(SOURCE DOCUMENT begins)

A little over a year ago, my therapist mentioned a book called "Share the Care." This came up in conversations about my father's declining health and my mother's incredible commitment to advocating for and taking care of him. I was worried about him, of course, but was also worried about her.
I haven't purchased the book, but the premise is: You don't have to do it all alone. The person with the illness doesn't have to do it alone -- and people who care for loved ones don't have to do it alone. The best strategy for success is having a group of people who form a caregiving team. The link here explains this in a bit more detail.
I've been thinking about the "share the care" concept a lot lately, especially since my kidney disease has progressed and my energy level feels depleted. Friends and family members often ask "how can I help?" -- yet I've been reluctant to give a useful answer. I'm working on that. I'm trying to be more honest and authentic with how I'm feeling and what's in my best interest. That's why I offered to host Easter this year. It seems counterintuitive, I know. Isn't that just inviting stress? Maybe. But the last thing I wanted to do was travel. So I hatched a plan, worked ahead of time, and asked for help. And then, of course, my family helped in ways ranging from junk removal to room organization to sous chef work. They were amazing, and I am blessed to have such a great support team.

(SOURCE DOCUMENT ends)
(SUPPLIED DATA begins)

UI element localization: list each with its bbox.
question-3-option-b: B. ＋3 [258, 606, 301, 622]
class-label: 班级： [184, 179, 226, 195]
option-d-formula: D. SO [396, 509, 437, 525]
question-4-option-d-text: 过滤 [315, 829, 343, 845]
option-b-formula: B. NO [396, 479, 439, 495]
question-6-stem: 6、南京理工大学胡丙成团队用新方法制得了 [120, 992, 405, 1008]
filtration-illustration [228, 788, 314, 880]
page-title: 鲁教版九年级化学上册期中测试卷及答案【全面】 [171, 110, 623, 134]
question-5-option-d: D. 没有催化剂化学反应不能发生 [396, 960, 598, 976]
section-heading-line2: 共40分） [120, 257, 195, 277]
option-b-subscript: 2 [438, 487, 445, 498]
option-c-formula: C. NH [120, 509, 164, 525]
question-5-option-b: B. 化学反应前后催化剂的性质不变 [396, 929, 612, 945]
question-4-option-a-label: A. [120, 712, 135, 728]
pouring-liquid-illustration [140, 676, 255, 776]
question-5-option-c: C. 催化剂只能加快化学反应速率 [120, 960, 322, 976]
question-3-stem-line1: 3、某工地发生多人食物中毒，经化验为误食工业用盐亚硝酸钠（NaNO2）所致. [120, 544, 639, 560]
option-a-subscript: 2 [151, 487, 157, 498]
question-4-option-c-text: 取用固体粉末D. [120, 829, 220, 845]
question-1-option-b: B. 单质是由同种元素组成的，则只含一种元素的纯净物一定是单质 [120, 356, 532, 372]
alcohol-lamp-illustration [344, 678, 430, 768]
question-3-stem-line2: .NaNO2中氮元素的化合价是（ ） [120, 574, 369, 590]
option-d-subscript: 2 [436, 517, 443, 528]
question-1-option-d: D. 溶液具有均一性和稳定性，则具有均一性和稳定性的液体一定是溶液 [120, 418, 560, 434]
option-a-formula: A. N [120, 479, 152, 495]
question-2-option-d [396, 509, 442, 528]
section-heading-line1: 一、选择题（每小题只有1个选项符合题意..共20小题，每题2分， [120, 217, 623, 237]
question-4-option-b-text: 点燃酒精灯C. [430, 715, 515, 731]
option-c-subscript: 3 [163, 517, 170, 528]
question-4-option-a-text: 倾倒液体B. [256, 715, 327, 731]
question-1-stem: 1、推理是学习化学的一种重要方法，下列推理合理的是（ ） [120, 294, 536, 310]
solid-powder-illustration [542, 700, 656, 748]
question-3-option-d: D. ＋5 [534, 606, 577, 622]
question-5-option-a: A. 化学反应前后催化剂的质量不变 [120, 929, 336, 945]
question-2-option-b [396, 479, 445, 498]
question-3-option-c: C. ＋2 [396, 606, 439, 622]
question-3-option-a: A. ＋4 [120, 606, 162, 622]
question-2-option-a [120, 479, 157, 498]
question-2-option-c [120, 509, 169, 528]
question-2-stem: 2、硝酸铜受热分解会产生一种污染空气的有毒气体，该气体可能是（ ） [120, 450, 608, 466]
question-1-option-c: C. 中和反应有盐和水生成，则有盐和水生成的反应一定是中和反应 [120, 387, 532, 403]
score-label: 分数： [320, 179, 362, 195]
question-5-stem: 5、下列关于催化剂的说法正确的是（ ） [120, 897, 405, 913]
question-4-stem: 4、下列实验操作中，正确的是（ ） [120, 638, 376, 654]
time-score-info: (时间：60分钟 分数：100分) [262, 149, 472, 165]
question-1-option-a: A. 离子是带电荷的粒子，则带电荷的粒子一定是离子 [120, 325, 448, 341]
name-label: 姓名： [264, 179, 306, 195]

(SUPPLIED DATA ends)

From the caregiving post, extract the stretch from "I've been thinking" through "great support team." word for word.

# TASK SOLUTION:
I've been thinking about the "share the care" concept a lot lately, especially since my kidney disease has progressed and my energy level feels depleted. Friends and family members often ask "how can I help?" -- yet I've been reluctant to give a useful answer. I'm working on that. I'm trying to be more honest and authentic with how I'm feeling and what's in my best interest. That's why I offered to host Easter this year. It seems counterintuitive, I know. Isn't that just inviting stress? Maybe. But the last thing I wanted to do was travel. So I hatched a plan, worked ahead of time, and asked for help. And then, of course, my family helped in ways ranging from junk removal to room organization to sous chef work. They were amazing, and I am blessed to have such a great support team.